> Job:
Quote the lines beginning with the one that contains "text-line — [74, 180, 801, 204]" and ending after the one that contains "text-line — [74, 303, 801, 327]".

Element box annotations:
☆ ☆ ☆ ☆ ☆ ☆ ☆

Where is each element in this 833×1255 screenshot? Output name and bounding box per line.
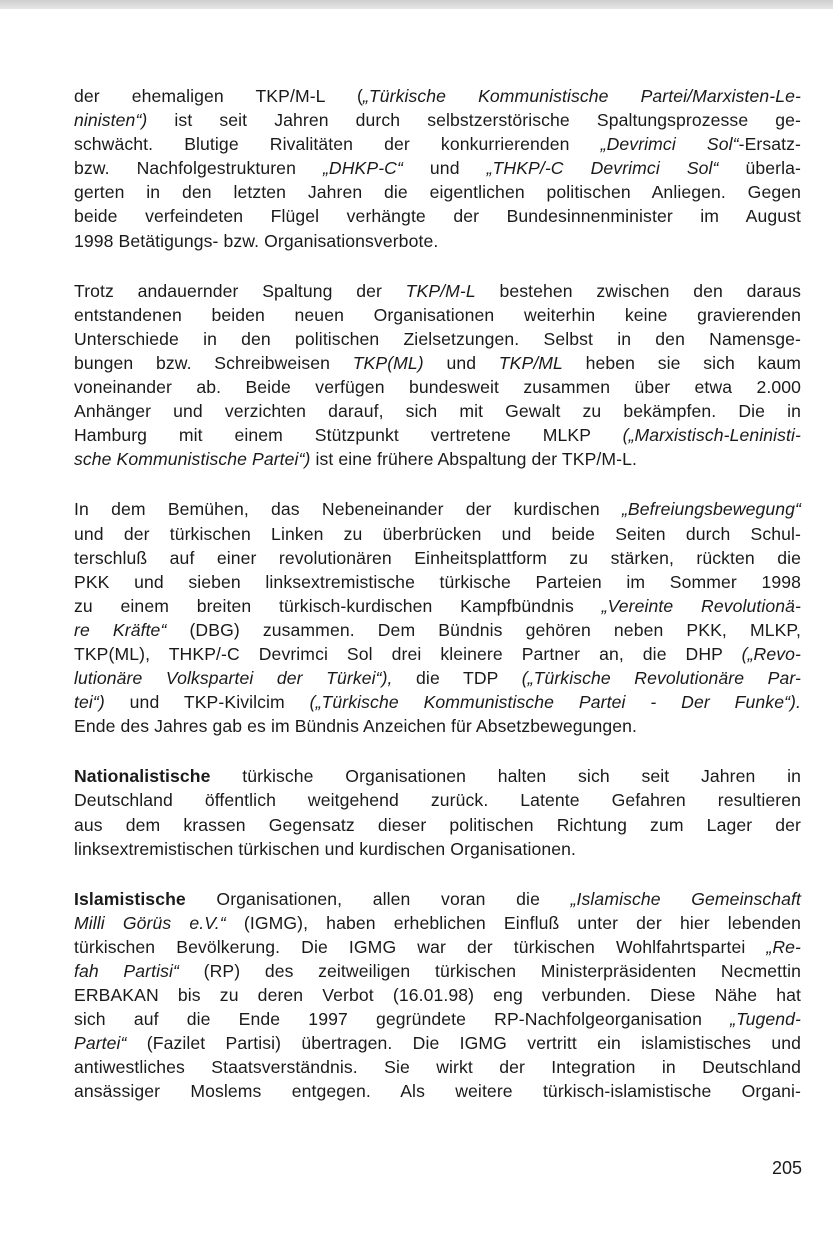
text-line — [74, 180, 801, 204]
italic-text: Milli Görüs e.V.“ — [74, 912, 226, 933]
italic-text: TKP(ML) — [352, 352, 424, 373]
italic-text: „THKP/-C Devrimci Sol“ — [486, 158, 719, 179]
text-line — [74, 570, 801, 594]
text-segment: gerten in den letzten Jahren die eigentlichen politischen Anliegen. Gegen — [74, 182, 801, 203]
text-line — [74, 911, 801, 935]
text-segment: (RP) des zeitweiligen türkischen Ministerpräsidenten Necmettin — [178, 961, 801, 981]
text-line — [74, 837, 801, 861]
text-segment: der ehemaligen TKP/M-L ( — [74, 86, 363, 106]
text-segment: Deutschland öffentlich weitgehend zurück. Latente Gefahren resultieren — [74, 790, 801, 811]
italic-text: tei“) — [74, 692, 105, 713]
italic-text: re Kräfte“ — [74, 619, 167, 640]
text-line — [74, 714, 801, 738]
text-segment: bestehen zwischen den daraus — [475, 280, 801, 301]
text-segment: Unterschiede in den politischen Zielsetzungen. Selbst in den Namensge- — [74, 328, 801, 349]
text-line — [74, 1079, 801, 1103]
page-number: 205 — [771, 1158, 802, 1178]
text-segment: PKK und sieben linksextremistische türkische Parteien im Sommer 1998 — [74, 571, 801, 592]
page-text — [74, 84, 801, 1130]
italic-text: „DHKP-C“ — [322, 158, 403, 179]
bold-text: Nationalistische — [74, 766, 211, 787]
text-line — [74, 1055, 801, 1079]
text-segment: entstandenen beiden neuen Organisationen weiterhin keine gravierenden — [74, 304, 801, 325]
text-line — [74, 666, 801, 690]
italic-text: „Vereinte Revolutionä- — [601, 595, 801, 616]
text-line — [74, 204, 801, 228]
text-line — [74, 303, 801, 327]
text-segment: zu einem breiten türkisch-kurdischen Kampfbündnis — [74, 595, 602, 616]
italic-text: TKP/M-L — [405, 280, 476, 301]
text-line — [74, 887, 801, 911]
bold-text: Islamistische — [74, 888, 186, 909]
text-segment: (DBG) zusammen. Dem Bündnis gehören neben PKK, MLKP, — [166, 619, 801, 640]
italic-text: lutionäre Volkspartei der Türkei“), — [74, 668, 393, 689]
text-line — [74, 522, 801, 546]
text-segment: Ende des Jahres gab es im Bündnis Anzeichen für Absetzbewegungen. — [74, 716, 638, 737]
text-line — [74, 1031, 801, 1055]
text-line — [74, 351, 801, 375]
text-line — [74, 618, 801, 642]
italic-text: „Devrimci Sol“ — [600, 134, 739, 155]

☆ ☆ ☆ ☆ ☆ ☆ ☆

> Result:
text-line — [74, 180, 801, 204]
italic-text: Milli Görüs e.V.“ — [74, 912, 226, 933]
italic-text: TKP(ML) — [352, 352, 424, 373]
italic-text: „THKP/-C Devrimci Sol“ — [486, 158, 719, 179]
text-line — [74, 570, 801, 594]
text-segment: gerten in den letzten Jahren die eigentlichen politischen Anliegen. Gegen — [74, 182, 801, 203]
text-line — [74, 911, 801, 935]
text-segment: (RP) des zeitweiligen türkischen Ministerpräsidenten Necmettin — [178, 961, 801, 981]
text-line — [74, 837, 801, 861]
text-segment: der ehemaligen TKP/M-L ( — [74, 86, 363, 106]
text-segment: Deutschland öffentlich weitgehend zurück. Latente Gefahren resultieren — [74, 790, 801, 811]
italic-text: tei“) — [74, 692, 105, 713]
italic-text: re Kräfte“ — [74, 619, 167, 640]
text-line — [74, 714, 801, 738]
text-segment: bestehen zwischen den daraus — [475, 280, 801, 301]
text-segment: Unterschiede in den politischen Zielsetzungen. Selbst in den Namensge- — [74, 328, 801, 349]
text-line — [74, 1079, 801, 1103]
page-number: 205 — [771, 1158, 802, 1178]
text-segment: PKK und sieben linksextremistische türkische Parteien im Sommer 1998 — [74, 571, 801, 592]
page-text — [74, 84, 801, 1130]
italic-text: „DHKP-C“ — [322, 158, 403, 179]
bold-text: Nationalistische — [74, 766, 211, 787]
text-line — [74, 1055, 801, 1079]
text-segment: entstandenen beiden neuen Organisationen weiterhin keine gravierenden — [74, 304, 801, 325]
text-line — [74, 666, 801, 690]
italic-text: „Vereinte Revolutionä- — [601, 595, 801, 616]
text-line — [74, 204, 801, 228]
text-line — [74, 303, 801, 327]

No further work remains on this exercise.